Task objective: Check each line of the listing, and copy it if it contains the word "minuter".

[start of Data for this exercise]

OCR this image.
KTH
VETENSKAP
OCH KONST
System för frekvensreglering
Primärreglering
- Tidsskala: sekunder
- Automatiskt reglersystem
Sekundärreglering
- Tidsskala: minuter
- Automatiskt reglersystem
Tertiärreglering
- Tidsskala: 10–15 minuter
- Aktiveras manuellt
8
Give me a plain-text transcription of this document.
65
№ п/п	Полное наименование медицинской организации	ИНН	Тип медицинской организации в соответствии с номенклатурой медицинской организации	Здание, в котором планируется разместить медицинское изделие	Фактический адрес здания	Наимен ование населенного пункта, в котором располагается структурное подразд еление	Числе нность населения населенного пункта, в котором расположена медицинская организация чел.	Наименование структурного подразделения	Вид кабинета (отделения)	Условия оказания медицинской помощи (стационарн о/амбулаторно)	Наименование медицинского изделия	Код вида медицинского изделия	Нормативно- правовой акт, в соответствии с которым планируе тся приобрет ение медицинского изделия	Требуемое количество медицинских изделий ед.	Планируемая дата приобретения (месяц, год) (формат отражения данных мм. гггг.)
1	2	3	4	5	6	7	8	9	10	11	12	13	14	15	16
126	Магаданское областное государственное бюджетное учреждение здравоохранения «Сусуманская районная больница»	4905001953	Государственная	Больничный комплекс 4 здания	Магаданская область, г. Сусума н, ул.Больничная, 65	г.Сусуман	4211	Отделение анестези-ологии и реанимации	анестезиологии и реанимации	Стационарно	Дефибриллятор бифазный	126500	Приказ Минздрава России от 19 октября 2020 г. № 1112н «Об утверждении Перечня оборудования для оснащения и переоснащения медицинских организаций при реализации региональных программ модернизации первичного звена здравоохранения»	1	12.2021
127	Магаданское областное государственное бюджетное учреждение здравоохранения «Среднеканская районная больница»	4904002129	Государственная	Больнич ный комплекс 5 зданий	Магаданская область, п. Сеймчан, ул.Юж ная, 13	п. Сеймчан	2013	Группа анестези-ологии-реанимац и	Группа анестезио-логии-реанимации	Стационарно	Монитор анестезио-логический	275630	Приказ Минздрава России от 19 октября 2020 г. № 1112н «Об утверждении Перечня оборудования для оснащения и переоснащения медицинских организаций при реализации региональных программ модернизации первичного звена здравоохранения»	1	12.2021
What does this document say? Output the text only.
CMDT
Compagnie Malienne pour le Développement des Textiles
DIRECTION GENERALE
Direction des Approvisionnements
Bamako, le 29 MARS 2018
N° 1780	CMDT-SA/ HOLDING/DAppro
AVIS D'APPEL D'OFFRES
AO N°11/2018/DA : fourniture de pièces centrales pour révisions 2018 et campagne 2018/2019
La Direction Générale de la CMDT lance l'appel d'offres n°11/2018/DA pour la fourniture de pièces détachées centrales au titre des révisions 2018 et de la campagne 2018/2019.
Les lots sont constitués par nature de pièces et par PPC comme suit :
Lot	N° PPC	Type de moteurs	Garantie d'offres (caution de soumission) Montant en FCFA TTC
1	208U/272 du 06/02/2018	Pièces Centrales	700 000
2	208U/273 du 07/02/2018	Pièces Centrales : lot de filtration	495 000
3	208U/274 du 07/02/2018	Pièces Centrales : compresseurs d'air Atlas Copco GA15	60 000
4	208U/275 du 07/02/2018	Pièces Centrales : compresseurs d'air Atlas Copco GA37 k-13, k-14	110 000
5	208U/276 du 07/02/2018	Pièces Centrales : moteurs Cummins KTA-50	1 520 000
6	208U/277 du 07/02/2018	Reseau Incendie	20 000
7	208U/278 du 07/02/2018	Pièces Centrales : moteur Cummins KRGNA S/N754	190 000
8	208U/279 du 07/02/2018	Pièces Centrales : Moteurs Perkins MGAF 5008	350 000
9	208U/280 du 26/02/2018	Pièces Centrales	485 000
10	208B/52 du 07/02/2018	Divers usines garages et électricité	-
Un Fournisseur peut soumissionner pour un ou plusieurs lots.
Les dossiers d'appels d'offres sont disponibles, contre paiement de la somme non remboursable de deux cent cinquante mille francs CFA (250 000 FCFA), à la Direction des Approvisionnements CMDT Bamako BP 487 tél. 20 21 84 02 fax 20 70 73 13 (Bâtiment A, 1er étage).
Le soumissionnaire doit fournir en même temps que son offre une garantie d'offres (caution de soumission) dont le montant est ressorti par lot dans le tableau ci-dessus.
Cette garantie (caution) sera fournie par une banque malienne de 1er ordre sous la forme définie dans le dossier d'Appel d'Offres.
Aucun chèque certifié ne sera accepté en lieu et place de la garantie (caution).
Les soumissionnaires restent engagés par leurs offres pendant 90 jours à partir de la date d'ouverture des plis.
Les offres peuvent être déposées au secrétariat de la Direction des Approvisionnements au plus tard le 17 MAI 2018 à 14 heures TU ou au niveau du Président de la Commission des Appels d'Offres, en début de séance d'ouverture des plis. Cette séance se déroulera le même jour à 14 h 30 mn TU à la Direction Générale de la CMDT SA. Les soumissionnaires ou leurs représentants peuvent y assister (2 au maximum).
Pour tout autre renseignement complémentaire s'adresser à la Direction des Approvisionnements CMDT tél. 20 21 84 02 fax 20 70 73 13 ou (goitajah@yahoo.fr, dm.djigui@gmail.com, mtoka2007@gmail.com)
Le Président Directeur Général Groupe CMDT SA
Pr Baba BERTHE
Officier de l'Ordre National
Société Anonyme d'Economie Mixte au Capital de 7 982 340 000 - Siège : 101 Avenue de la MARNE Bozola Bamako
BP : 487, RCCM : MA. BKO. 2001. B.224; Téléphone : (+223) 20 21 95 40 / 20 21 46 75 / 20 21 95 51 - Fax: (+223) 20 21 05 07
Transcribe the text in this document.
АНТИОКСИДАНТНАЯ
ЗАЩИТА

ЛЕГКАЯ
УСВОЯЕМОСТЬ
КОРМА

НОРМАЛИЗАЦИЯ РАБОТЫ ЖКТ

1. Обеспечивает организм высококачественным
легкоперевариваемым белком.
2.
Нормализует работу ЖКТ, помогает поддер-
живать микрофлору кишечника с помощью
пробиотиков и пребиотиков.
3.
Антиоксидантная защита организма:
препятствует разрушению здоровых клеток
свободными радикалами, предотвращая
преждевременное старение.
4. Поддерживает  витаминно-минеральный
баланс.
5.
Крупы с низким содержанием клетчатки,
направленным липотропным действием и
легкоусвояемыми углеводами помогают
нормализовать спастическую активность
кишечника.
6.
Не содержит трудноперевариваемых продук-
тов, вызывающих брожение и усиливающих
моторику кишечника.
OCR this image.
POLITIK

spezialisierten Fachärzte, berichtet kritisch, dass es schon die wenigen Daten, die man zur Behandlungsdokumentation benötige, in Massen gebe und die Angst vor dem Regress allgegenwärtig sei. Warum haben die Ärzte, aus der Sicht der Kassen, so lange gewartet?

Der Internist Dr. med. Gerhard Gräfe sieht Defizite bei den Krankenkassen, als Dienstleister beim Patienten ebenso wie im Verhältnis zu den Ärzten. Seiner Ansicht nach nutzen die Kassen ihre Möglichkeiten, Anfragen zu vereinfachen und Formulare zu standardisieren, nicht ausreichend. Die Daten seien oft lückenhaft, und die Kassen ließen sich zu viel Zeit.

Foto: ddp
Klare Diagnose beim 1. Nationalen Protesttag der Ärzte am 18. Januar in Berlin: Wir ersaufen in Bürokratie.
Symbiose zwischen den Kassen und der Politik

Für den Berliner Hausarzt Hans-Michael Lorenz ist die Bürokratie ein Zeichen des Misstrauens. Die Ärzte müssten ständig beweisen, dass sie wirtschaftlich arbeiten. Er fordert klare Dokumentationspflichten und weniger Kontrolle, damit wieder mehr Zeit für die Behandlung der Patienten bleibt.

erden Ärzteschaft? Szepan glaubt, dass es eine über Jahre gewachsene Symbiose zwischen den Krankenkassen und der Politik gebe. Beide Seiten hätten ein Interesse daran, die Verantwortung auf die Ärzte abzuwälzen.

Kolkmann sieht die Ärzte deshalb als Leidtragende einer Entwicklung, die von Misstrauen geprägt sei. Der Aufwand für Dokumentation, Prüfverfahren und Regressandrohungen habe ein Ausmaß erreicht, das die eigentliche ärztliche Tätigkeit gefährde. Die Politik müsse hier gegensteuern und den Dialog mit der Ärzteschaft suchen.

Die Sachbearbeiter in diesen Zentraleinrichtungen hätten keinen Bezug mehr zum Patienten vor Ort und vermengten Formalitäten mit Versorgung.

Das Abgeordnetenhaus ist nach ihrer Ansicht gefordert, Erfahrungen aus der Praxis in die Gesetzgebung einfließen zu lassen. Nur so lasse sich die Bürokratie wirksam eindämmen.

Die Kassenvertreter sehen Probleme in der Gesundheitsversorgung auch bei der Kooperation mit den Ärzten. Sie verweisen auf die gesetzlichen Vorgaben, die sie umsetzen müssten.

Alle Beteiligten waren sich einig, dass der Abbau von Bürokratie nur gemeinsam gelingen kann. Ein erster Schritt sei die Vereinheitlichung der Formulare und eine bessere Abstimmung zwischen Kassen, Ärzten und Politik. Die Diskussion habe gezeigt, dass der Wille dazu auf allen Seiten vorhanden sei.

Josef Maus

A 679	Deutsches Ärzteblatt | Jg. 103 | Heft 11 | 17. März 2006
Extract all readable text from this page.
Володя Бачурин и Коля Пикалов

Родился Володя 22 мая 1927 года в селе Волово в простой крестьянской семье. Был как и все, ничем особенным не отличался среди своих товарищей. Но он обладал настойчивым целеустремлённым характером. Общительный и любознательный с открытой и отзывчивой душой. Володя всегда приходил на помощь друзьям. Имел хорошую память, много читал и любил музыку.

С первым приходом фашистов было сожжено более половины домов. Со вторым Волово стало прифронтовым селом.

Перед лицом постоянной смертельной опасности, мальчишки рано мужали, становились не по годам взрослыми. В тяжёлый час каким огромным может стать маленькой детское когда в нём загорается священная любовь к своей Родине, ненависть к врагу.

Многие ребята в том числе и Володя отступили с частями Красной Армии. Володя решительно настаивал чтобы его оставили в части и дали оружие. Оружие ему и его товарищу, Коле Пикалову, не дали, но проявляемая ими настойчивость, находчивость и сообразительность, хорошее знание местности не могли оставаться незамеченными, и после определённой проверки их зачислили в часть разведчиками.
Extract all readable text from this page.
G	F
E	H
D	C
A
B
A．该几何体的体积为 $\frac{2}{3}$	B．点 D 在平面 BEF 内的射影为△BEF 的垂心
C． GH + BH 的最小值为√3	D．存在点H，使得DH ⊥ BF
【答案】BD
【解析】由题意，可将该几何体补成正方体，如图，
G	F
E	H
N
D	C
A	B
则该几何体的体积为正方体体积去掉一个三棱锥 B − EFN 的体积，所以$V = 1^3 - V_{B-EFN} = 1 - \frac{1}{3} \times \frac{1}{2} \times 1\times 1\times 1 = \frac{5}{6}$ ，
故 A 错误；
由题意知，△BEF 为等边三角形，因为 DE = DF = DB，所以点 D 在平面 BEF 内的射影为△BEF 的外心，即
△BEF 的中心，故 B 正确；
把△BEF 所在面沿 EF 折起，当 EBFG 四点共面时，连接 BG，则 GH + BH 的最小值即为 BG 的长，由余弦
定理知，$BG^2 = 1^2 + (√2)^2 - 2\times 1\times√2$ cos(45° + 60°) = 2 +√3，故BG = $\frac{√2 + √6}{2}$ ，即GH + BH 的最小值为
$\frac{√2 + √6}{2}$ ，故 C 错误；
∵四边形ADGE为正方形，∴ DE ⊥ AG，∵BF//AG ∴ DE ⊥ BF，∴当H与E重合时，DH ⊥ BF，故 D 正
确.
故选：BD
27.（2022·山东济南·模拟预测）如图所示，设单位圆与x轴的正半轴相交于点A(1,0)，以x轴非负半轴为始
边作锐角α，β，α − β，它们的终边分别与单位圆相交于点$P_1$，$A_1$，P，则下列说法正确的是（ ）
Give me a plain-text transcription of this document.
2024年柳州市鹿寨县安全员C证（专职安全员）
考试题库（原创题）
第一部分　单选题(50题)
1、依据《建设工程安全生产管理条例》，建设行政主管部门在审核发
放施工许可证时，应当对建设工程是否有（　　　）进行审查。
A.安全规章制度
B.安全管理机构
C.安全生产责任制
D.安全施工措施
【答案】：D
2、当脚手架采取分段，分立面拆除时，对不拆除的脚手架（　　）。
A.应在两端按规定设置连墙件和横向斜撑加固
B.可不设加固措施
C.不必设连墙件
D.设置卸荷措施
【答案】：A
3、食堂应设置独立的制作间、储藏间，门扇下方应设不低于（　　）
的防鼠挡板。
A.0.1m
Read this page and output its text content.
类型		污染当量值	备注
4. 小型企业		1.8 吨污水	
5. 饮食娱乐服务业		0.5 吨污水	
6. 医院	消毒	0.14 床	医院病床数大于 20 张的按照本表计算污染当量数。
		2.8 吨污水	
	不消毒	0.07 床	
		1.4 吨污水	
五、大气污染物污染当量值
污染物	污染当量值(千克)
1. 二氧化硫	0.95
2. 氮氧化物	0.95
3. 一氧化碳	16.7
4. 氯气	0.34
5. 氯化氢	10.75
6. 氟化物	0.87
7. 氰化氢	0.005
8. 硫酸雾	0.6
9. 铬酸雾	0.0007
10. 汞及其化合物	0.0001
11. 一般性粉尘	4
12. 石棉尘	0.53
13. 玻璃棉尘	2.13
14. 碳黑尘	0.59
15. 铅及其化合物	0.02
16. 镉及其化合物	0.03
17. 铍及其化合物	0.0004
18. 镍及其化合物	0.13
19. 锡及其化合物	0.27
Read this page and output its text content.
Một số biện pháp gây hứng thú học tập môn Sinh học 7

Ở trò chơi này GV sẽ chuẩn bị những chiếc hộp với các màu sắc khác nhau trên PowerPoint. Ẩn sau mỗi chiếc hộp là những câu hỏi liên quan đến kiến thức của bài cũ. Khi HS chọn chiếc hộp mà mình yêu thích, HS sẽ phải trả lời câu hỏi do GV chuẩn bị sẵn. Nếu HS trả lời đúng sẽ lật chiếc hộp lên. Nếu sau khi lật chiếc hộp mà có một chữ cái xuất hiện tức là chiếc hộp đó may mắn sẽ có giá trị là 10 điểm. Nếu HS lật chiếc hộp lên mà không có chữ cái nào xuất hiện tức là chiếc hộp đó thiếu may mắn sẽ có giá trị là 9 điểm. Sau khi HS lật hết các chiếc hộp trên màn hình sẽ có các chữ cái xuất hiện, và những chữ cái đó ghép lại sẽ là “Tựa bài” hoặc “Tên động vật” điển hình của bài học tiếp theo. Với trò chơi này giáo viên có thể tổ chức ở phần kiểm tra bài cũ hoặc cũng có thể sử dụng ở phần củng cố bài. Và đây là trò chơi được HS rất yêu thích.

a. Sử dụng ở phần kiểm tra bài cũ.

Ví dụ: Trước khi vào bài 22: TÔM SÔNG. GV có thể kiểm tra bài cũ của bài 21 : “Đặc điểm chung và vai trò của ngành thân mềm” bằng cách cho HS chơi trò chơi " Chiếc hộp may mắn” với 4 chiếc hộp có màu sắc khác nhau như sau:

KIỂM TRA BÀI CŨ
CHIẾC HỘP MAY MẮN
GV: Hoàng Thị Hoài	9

[end of Data for this exercise]

Complete answer:
- Tidsskala: minuter
- Tidsskala: 10–15 minuter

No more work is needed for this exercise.